──────── Task input ────────

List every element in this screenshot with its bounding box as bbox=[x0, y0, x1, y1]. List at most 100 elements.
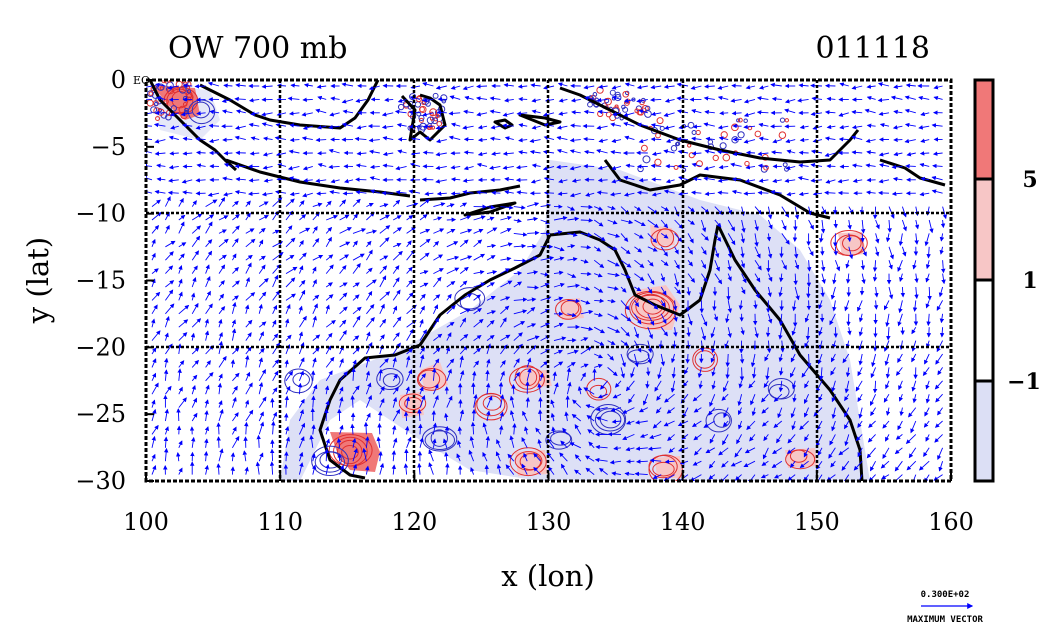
wind-vector bbox=[224, 153, 232, 154]
x-tick-label: 110 bbox=[257, 508, 303, 536]
colorbar: 5 1 −1 bbox=[975, 80, 1041, 481]
wind-vector bbox=[809, 354, 810, 367]
vector-key-label: MAXIMUM VECTOR bbox=[907, 615, 983, 625]
x-tick-label: 160 bbox=[928, 508, 974, 536]
y-ticks: 0 −5 −10 −15 −20 −25 −30 bbox=[75, 66, 154, 495]
colorbar-tick-label: −1 bbox=[1007, 369, 1041, 395]
wind-vector bbox=[581, 220, 593, 221]
wind-vector bbox=[477, 86, 487, 87]
colorbar-level-minus1-to-1 bbox=[975, 280, 993, 381]
wind-vector bbox=[424, 126, 434, 127]
wind-vector bbox=[652, 179, 661, 180]
wind-vector bbox=[875, 207, 876, 219]
wind-vector bbox=[627, 461, 635, 462]
wind-vector bbox=[433, 411, 434, 421]
wind-vector bbox=[929, 287, 930, 300]
y-axis-label: y (lat) bbox=[21, 237, 55, 324]
colorbar-tick-label: 5 bbox=[1022, 167, 1037, 193]
wind-vector bbox=[835, 247, 836, 255]
wind-vector bbox=[513, 385, 514, 394]
wind-vector bbox=[835, 327, 836, 337]
y-tick-label: −10 bbox=[75, 200, 126, 228]
wind-vector bbox=[714, 300, 715, 310]
wind-vector bbox=[822, 247, 823, 255]
map-title: OW 700 mb bbox=[168, 31, 347, 66]
y-tick-label: −20 bbox=[75, 333, 126, 361]
wind-vector bbox=[197, 99, 206, 100]
vector-key-value: 0.300E+02 bbox=[921, 590, 970, 600]
y-tick-label: −30 bbox=[75, 467, 126, 495]
wind-vector bbox=[218, 423, 219, 434]
vector-key: 0.300E+02 MAXIMUM VECTOR bbox=[907, 590, 983, 625]
wind-vector bbox=[326, 449, 327, 461]
date-label: 011118 bbox=[815, 31, 930, 66]
wind-vector bbox=[178, 409, 179, 421]
wind-vector bbox=[800, 153, 809, 154]
wind-vector bbox=[195, 86, 205, 87]
wind-vector bbox=[835, 220, 836, 228]
wind-vector bbox=[277, 179, 286, 180]
positive-shading-qld bbox=[785, 448, 818, 468]
wind-vector bbox=[317, 193, 326, 194]
wind-vector bbox=[742, 367, 743, 380]
colorbar-level-above-5 bbox=[975, 80, 993, 179]
x-tick-label: 140 bbox=[660, 508, 706, 536]
wind-vector bbox=[581, 274, 591, 275]
y-tick-label: −15 bbox=[75, 267, 126, 295]
wind-vector bbox=[540, 410, 541, 421]
wind-vector bbox=[447, 427, 448, 435]
x-axis-label: x (lon) bbox=[501, 559, 595, 593]
wind-vector bbox=[688, 354, 689, 363]
wind-vector bbox=[921, 153, 930, 154]
wind-vector bbox=[744, 193, 755, 194]
wind-vector bbox=[758, 193, 768, 194]
wind-vector bbox=[169, 193, 179, 194]
wind-vector bbox=[474, 410, 475, 421]
wind-vector bbox=[492, 193, 500, 194]
wind-vector bbox=[652, 139, 662, 140]
wind-vector bbox=[581, 207, 592, 208]
wind-vector bbox=[437, 112, 447, 113]
wind-vector bbox=[862, 233, 863, 241]
wind-vector bbox=[567, 340, 575, 341]
x-tick-label: 150 bbox=[794, 508, 840, 536]
colorbar-tick-label: 1 bbox=[1022, 268, 1037, 294]
wind-vector bbox=[272, 450, 273, 462]
wind-vector bbox=[197, 152, 206, 153]
colorbar-level-1-to-5 bbox=[975, 179, 993, 280]
wind-vector bbox=[720, 113, 728, 114]
wind-vector bbox=[674, 341, 675, 349]
wind-vector bbox=[929, 327, 930, 337]
wind-vector bbox=[316, 140, 326, 141]
wind-vector bbox=[380, 412, 381, 421]
wind-vector bbox=[637, 461, 648, 462]
wind-vector bbox=[286, 414, 287, 421]
wind-vector bbox=[519, 99, 527, 100]
wind-vector bbox=[235, 99, 246, 100]
y-tick-label: −5 bbox=[91, 133, 126, 161]
x-tick-label: 120 bbox=[391, 508, 437, 536]
wind-vector bbox=[758, 112, 769, 113]
wind-vector bbox=[479, 140, 487, 141]
wind-vector bbox=[366, 423, 367, 435]
wind-vector bbox=[313, 371, 314, 381]
y-tick-label: 0 bbox=[111, 66, 126, 94]
wind-vector bbox=[452, 193, 461, 194]
wind-vector bbox=[286, 452, 287, 461]
wind-vector bbox=[232, 467, 233, 474]
wind-vector bbox=[420, 425, 421, 435]
wind-vector bbox=[352, 396, 353, 408]
wind-vector bbox=[210, 126, 220, 127]
wind-vector bbox=[795, 274, 796, 285]
wind-vector bbox=[303, 99, 313, 100]
positive-shading-gulf bbox=[650, 225, 675, 246]
wind-vector bbox=[747, 153, 755, 154]
wind-vector bbox=[906, 166, 916, 167]
wind-vector bbox=[219, 437, 220, 448]
x-tick-label: 100 bbox=[123, 508, 169, 536]
y-tick-label: −25 bbox=[75, 400, 126, 428]
wind-vector bbox=[424, 152, 434, 153]
x-tick-label: 130 bbox=[526, 508, 572, 536]
wind-vector bbox=[840, 139, 849, 140]
wind-vector bbox=[875, 341, 876, 351]
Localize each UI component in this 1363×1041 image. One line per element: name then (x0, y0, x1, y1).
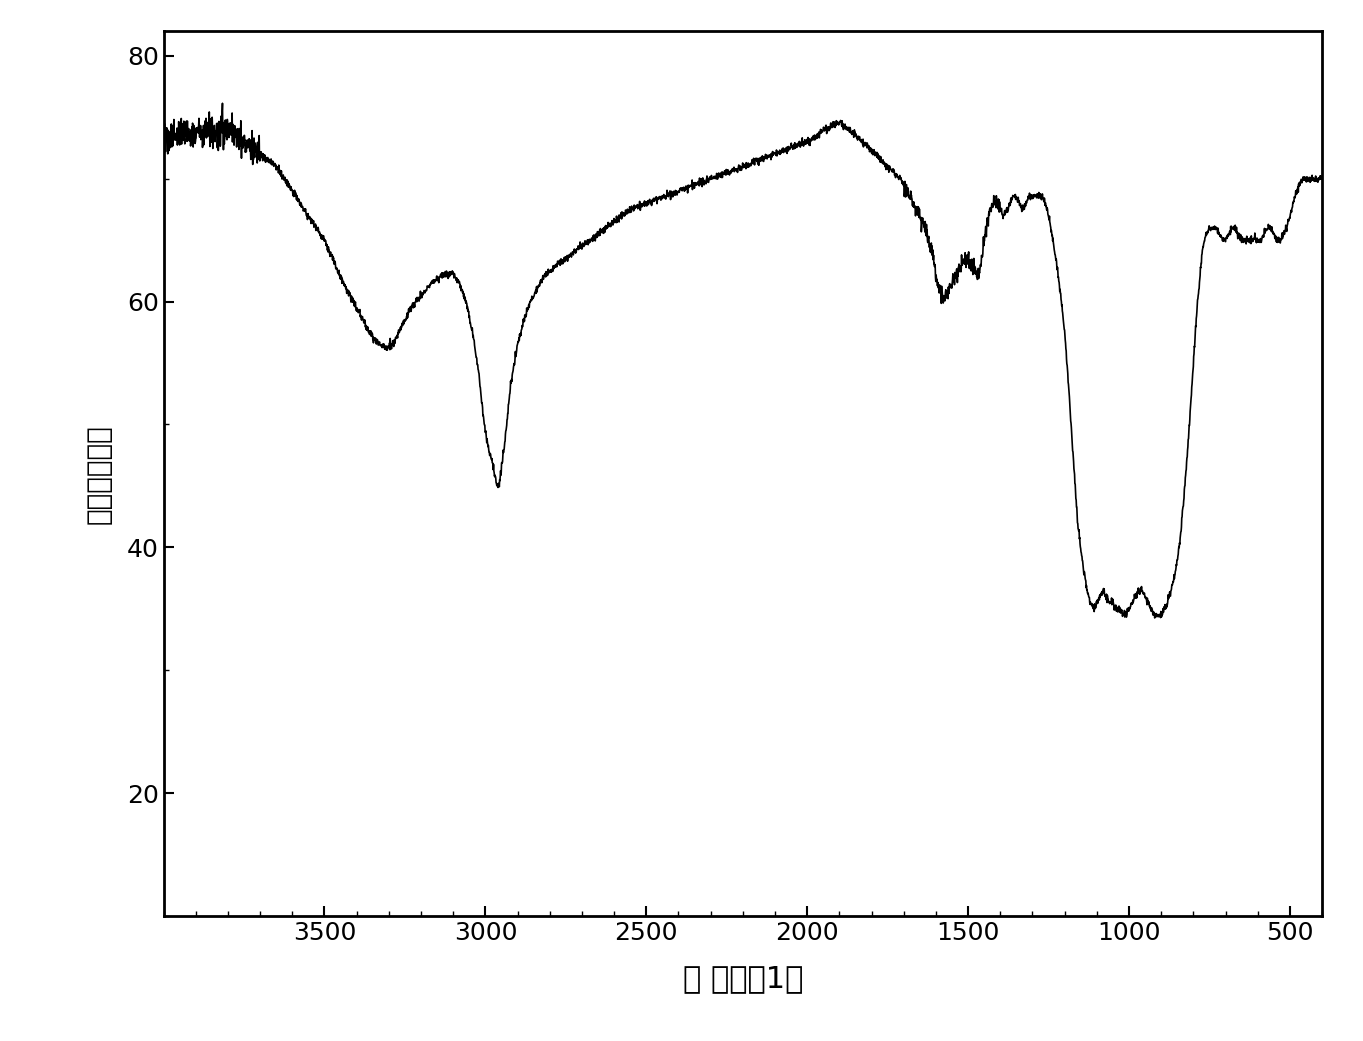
X-axis label: 波 数（－1）: 波 数（－1） (683, 964, 803, 993)
Y-axis label: 透过率（％）: 透过率（％） (85, 424, 113, 524)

────────

_Directions for this task_
Quote the lines of the data above word for word, beginning with the line that contains "wind-vector bbox=[224, 153, 232, 154]" and continuing through the line that contains "wind-vector bbox=[474, 410, 475, 421]".

_Response to this exercise_
wind-vector bbox=[224, 153, 232, 154]
x-tick-label: 110 bbox=[257, 508, 303, 536]
colorbar: 5 1 −1 bbox=[975, 80, 1041, 481]
wind-vector bbox=[809, 354, 810, 367]
vector-key-label: MAXIMUM VECTOR bbox=[907, 615, 983, 625]
x-tick-label: 160 bbox=[928, 508, 974, 536]
y-ticks: 0 −5 −10 −15 −20 −25 −30 bbox=[75, 66, 154, 495]
colorbar-tick-label: −1 bbox=[1007, 369, 1041, 395]
wind-vector bbox=[581, 220, 593, 221]
wind-vector bbox=[477, 86, 487, 87]
colorbar-level-minus1-to-1 bbox=[975, 280, 993, 381]
wind-vector bbox=[424, 126, 434, 127]
wind-vector bbox=[652, 179, 661, 180]
wind-vector bbox=[875, 207, 876, 219]
wind-vector bbox=[627, 461, 635, 462]
wind-vector bbox=[433, 411, 434, 421]
wind-vector bbox=[929, 287, 930, 300]
y-axis-label: y (lat) bbox=[21, 237, 55, 324]
colorbar-tick-label: 5 bbox=[1022, 167, 1037, 193]
wind-vector bbox=[835, 247, 836, 255]
wind-vector bbox=[513, 385, 514, 394]
wind-vector bbox=[835, 327, 836, 337]
y-tick-label: −10 bbox=[75, 200, 126, 228]
wind-vector bbox=[714, 300, 715, 310]
wind-vector bbox=[822, 247, 823, 255]
map-title: OW 700 mb bbox=[168, 31, 347, 66]
y-tick-label: −20 bbox=[75, 333, 126, 361]
wind-vector bbox=[197, 99, 206, 100]
vector-key-value: 0.300E+02 bbox=[921, 590, 970, 600]
y-tick-label: −30 bbox=[75, 467, 126, 495]
wind-vector bbox=[218, 423, 219, 434]
vector-key: 0.300E+02 MAXIMUM VECTOR bbox=[907, 590, 983, 625]
wind-vector bbox=[326, 449, 327, 461]
date-label: 011118 bbox=[815, 31, 930, 66]
wind-vector bbox=[178, 409, 179, 421]
wind-vector bbox=[800, 153, 809, 154]
wind-vector bbox=[195, 86, 205, 87]
wind-vector bbox=[835, 220, 836, 228]
wind-vector bbox=[277, 179, 286, 180]
positive-shading-qld bbox=[785, 448, 818, 468]
wind-vector bbox=[317, 193, 326, 194]
wind-vector bbox=[742, 367, 743, 380]
colorbar-level-above-5 bbox=[975, 80, 993, 179]
x-tick-label: 140 bbox=[660, 508, 706, 536]
wind-vector bbox=[581, 274, 591, 275]
y-tick-label: −15 bbox=[75, 267, 126, 295]
wind-vector bbox=[540, 410, 541, 421]
wind-vector bbox=[447, 427, 448, 435]
x-axis-label: x (lon) bbox=[501, 559, 595, 593]
wind-vector bbox=[688, 354, 689, 363]
wind-vector bbox=[921, 153, 930, 154]
wind-vector bbox=[744, 193, 755, 194]
wind-vector bbox=[758, 193, 768, 194]
wind-vector bbox=[169, 193, 179, 194]
wind-vector bbox=[474, 410, 475, 421]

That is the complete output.